### Work instruction
Summarize the radio transcript in two sentences.

*** Excerpted passage

We're broadcasting today with a live audience in NPR's Studio 4A and also with us are New Orleans musicians David Mooney and Derek Douget. We'll be joined later in the program by longtime New Orleans R&B artist and Rock and Roll Hall of Famer Allan Toussaint.

But first, Derek Douget and David Mooney, let me begin you guys with a question I guess everybody asks anybody from New Orleans these days. How'd you get out?

Mr. DEREK DOUGET (Jazz Saxophonist): I left before. I left a day before and evacuated to Gonzales, which is about 60 miles west-northwest of New Orleans.

CONAN: Any doubts in your mind about staying, Derek?




CONAN: David, what about you?

Mr. DAVID MOONEY (Jazz Guitarist): Well, we left before as well, my wife and I. And we went up to Mississippi to stay with some friends and watched it on the TV, like everybody else, when things got really bad; hardly brought anything with us. And from there, we made our way here.

CONAN: Well, we're glad that both of you got out and I hope everybody...

******
*** Extracted data

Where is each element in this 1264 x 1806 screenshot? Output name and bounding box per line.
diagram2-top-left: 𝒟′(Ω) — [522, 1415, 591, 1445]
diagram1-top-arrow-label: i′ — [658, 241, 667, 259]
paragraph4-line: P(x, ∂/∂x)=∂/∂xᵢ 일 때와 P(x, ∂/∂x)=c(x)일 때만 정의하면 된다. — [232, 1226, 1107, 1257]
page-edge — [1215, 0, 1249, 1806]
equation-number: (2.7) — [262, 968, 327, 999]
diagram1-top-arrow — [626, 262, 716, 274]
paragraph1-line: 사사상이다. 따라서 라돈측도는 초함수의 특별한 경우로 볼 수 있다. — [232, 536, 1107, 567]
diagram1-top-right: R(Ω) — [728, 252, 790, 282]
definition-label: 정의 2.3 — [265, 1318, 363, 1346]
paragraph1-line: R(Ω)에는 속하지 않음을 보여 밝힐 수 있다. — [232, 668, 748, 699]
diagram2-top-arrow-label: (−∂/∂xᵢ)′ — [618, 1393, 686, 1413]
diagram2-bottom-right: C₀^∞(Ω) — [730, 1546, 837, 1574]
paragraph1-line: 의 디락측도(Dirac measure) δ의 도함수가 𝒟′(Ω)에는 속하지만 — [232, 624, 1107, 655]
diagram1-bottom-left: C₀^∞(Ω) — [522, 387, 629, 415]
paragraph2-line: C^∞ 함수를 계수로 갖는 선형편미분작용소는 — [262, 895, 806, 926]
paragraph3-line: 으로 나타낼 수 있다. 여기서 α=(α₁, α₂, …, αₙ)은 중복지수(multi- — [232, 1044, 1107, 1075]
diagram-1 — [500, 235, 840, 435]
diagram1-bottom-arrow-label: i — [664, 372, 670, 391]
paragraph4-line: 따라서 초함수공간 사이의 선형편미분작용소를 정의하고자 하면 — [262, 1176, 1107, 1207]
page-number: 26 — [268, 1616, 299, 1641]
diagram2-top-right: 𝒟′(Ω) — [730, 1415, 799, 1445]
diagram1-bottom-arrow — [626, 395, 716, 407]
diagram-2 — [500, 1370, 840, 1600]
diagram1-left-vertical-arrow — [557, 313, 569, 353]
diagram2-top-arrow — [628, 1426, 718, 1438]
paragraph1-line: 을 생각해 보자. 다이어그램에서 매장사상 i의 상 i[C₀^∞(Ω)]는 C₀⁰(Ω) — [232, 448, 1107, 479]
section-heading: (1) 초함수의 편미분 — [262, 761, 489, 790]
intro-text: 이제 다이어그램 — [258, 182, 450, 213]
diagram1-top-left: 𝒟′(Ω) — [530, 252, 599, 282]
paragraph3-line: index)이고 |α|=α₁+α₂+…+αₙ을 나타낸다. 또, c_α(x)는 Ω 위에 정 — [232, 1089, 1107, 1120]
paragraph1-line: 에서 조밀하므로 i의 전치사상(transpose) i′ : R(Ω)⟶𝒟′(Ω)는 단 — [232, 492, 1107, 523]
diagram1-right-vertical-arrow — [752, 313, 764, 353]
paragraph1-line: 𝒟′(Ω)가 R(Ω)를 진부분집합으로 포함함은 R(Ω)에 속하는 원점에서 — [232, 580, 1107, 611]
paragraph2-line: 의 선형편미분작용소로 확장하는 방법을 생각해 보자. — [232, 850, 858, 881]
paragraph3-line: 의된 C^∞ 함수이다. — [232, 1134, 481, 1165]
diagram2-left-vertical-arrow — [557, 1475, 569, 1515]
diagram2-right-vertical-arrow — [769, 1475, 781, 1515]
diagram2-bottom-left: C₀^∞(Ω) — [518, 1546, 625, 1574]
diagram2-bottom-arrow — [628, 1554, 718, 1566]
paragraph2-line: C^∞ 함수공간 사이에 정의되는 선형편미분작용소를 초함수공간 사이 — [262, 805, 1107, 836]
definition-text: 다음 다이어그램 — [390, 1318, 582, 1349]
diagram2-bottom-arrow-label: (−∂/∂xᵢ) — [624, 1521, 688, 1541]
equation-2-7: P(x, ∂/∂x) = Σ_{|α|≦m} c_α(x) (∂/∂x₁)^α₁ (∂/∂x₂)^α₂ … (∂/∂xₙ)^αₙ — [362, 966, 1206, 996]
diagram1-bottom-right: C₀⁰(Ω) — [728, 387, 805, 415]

******

### Exercise output
Broadcasting before a live audience in NPR's Studio 4A, Conan introduces New Orleans musicians David Mooney and Derek Douget and says that R&B artist Allan Toussaint will join later. Asked how they got out, Douget says he evacuated a day early to Gonzales, and Mooney says he and his wife went to stay with friends in Mississippi, watched events on TV, and then made their way to the studio.